> [What is expected]
Write out each line of the listing as it stands, without the images.

════════════════════

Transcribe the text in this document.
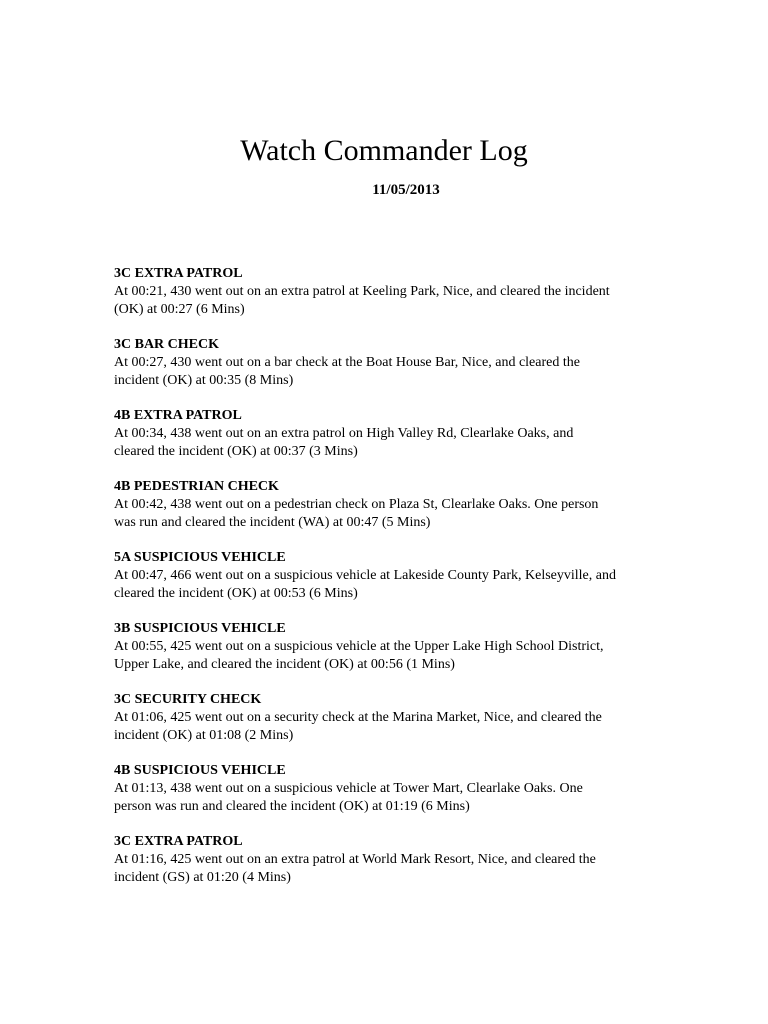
Watch Commander Log

11/05/2013

3C EXTRA PATROL
At 00:21, 430 went out on an extra patrol at Keeling Park, Nice, and cleared the incident
(OK) at 00:27 (6 Mins)
3C BAR CHECK
At 00:27, 430 went out on a bar check at the Boat House Bar, Nice, and cleared the
incident (OK) at 00:35 (8 Mins)
4B EXTRA PATROL
At 00:34, 438 went out on an extra patrol on High Valley Rd, Clearlake Oaks, and
cleared the incident (OK) at 00:37 (3 Mins)
4B PEDESTRIAN CHECK
At 00:42, 438 went out on a pedestrian check on Plaza St, Clearlake Oaks. One person
was run and cleared the incident (WA) at 00:47 (5 Mins)
5A SUSPICIOUS VEHICLE
At 00:47, 466 went out on a suspicious vehicle at Lakeside County Park, Kelseyville, and
cleared the incident (OK) at 00:53 (6 Mins)
3B SUSPICIOUS VEHICLE
At 00:55, 425 went out on a suspicious vehicle at the Upper Lake High School District,
Upper Lake, and cleared the incident (OK) at 00:56 (1 Mins)
3C SECURITY CHECK
At 01:06, 425 went out on a security check at the Marina Market, Nice, and cleared the
incident (OK) at 01:08 (2 Mins)
4B SUSPICIOUS VEHICLE
At 01:13, 438 went out on a suspicious vehicle at Tower Mart, Clearlake Oaks. One
person was run and cleared the incident (OK) at 01:19 (6 Mins)
3C EXTRA PATROL
At 01:16, 425 went out on an extra patrol at World Mark Resort, Nice, and cleared the
incident (GS) at 01:20 (4 Mins)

════════════════════

> [Exercise result]
Transcribe the text in this document.
Watch Commander Log

11/05/2013

3C EXTRA PATROL
At 00:21, 430 went out on an extra patrol at Keeling Park, Nice, and cleared the incident
(OK) at 00:27 (6 Mins)
3C BAR CHECK
At 00:27, 430 went out on a bar check at the Boat House Bar, Nice, and cleared the
incident (OK) at 00:35 (8 Mins)
4B EXTRA PATROL
At 00:34, 438 went out on an extra patrol on High Valley Rd, Clearlake Oaks, and
cleared the incident (OK) at 00:37 (3 Mins)
4B PEDESTRIAN CHECK
At 00:42, 438 went out on a pedestrian check on Plaza St, Clearlake Oaks. One person
was run and cleared the incident (WA) at 00:47 (5 Mins)
5A SUSPICIOUS VEHICLE
At 00:47, 466 went out on a suspicious vehicle at Lakeside County Park, Kelseyville, and
cleared the incident (OK) at 00:53 (6 Mins)
3B SUSPICIOUS VEHICLE
At 00:55, 425 went out on a suspicious vehicle at the Upper Lake High School District,
Upper Lake, and cleared the incident (OK) at 00:56 (1 Mins)
3C SECURITY CHECK
At 01:06, 425 went out on a security check at the Marina Market, Nice, and cleared the
incident (OK) at 01:08 (2 Mins)
4B SUSPICIOUS VEHICLE
At 01:13, 438 went out on a suspicious vehicle at Tower Mart, Clearlake Oaks. One
person was run and cleared the incident (OK) at 01:19 (6 Mins)
3C EXTRA PATROL
At 01:16, 425 went out on an extra patrol at World Mark Resort, Nice, and cleared the
incident (GS) at 01:20 (4 Mins)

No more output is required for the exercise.